## Exercise
Look through the data and write out every line with the word "Finance" in it.

___ Stored rows

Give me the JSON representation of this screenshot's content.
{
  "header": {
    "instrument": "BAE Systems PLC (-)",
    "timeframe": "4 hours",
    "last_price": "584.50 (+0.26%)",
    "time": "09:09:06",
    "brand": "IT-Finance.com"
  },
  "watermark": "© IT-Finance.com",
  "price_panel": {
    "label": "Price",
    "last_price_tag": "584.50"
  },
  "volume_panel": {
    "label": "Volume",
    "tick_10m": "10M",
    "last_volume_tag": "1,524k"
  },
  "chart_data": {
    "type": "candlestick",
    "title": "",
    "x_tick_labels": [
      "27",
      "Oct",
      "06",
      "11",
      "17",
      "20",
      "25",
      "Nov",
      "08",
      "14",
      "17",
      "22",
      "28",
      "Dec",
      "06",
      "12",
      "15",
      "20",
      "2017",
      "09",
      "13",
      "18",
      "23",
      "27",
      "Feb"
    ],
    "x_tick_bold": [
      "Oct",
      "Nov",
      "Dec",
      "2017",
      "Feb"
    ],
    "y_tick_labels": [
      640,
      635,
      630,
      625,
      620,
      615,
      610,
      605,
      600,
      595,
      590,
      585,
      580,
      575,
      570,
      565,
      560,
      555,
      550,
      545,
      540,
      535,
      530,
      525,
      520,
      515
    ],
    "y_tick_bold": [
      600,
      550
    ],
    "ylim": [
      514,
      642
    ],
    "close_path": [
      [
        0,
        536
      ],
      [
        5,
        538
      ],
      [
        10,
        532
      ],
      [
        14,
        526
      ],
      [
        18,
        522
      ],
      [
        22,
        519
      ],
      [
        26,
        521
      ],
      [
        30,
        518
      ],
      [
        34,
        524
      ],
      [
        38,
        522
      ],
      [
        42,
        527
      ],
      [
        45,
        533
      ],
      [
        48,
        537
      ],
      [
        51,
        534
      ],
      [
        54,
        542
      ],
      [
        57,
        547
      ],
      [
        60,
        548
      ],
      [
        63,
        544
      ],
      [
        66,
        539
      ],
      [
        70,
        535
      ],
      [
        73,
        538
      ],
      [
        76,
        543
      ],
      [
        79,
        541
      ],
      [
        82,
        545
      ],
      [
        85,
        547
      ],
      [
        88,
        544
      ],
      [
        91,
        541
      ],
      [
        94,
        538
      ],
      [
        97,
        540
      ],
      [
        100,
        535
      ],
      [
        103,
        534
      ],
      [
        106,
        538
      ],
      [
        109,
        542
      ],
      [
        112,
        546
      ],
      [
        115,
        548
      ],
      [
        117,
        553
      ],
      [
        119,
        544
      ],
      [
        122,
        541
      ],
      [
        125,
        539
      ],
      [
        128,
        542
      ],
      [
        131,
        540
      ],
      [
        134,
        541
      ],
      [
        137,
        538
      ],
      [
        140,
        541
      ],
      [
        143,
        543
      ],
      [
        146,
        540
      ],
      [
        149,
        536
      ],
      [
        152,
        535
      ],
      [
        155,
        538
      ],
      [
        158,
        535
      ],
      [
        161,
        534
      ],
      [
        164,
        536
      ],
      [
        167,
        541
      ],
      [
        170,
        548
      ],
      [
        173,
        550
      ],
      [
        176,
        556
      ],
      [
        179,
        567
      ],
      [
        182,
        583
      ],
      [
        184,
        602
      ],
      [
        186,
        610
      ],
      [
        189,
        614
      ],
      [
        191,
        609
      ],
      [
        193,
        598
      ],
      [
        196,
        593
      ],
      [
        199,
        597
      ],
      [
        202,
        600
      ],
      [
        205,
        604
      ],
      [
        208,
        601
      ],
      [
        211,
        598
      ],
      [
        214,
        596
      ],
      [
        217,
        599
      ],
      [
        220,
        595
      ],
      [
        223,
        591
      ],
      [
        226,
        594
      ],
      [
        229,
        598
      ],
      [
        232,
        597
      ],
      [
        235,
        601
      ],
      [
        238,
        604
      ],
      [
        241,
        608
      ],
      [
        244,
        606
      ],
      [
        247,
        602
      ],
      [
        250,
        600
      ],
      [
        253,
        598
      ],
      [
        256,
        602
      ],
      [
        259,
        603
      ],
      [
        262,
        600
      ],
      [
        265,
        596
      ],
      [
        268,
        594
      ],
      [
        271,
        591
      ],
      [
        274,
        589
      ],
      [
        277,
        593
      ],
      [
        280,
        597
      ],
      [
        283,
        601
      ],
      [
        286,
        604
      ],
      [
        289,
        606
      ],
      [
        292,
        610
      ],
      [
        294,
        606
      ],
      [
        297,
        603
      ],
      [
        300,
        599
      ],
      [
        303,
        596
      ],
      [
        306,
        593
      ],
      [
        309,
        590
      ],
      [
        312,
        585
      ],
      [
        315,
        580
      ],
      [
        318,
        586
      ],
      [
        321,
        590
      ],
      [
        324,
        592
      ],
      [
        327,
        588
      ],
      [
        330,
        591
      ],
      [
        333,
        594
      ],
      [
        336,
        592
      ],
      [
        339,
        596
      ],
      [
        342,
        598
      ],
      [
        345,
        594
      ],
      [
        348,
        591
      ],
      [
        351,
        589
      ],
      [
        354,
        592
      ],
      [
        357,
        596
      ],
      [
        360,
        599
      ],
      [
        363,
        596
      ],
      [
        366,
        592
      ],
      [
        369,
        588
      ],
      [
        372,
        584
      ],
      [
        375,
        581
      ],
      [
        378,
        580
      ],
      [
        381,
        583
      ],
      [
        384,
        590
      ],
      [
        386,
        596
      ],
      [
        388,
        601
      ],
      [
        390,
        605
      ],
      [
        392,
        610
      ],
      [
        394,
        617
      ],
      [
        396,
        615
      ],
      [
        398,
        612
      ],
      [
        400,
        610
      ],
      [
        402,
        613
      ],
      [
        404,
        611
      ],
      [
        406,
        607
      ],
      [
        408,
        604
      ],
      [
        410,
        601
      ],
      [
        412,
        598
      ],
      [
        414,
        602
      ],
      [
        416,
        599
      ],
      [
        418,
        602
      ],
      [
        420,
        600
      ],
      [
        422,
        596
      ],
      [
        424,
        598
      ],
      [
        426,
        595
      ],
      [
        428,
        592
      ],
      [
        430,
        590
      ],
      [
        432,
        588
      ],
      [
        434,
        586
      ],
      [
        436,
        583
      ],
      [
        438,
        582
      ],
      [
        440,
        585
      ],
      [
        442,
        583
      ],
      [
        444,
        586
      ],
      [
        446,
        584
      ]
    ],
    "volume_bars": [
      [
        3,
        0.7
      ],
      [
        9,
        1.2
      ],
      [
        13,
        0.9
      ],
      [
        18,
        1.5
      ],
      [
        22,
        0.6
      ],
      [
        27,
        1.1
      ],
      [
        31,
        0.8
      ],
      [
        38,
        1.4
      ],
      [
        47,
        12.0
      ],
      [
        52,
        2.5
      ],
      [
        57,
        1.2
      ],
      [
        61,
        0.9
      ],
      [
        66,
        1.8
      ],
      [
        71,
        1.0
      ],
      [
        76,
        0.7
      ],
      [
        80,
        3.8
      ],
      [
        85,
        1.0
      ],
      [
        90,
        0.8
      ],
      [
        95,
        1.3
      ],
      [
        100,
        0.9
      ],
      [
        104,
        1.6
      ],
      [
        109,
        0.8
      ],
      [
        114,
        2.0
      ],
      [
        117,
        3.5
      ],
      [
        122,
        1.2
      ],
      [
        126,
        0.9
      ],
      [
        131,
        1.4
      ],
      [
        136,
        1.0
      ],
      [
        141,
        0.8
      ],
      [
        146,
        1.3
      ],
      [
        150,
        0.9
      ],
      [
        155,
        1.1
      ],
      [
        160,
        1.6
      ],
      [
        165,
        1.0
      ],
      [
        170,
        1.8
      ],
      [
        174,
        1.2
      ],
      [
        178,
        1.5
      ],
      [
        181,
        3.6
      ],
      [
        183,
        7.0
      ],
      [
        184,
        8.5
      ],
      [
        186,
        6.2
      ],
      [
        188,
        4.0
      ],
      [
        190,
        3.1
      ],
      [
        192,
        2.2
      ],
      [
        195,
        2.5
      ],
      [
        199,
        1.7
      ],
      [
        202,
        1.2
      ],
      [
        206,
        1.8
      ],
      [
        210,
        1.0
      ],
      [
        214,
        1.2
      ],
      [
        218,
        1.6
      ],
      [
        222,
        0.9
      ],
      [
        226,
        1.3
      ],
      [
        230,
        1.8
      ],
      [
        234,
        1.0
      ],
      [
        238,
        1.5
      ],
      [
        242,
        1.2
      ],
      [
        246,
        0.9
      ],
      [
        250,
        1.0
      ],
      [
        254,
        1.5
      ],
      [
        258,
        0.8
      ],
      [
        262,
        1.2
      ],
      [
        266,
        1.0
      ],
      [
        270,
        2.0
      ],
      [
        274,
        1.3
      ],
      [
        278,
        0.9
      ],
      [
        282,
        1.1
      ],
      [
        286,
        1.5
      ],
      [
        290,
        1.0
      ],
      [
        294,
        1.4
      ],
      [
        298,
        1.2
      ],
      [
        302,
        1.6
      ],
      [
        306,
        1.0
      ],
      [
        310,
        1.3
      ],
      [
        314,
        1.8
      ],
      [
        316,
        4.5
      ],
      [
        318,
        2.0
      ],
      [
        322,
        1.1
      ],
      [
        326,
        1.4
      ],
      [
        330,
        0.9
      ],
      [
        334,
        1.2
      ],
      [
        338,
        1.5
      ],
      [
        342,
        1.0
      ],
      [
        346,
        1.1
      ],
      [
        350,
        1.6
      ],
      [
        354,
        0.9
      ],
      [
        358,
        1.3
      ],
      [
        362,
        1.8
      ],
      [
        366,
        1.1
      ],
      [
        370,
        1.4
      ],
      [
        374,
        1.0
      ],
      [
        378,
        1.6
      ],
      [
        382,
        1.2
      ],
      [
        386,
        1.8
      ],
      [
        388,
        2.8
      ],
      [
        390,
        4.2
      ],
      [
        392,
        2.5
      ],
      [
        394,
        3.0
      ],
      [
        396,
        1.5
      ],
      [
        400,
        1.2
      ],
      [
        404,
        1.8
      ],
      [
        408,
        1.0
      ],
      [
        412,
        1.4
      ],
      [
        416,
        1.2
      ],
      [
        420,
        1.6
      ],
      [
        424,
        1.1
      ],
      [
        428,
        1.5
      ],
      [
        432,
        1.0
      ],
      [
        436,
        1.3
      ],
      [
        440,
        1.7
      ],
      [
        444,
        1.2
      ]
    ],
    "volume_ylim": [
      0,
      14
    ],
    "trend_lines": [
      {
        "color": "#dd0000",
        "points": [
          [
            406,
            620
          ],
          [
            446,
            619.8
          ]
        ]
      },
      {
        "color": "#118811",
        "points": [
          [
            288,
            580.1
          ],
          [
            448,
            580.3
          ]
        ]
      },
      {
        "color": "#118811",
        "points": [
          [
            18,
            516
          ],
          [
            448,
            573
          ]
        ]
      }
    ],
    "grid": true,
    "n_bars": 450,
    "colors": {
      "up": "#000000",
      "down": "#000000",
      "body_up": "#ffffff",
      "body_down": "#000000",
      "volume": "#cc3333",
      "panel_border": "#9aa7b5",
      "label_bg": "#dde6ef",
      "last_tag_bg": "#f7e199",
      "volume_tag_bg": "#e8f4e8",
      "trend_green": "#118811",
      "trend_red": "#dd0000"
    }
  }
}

______

## Solution to this task
    "brand": "IT-Finance.com"
  "watermark": "© IT-Finance.com",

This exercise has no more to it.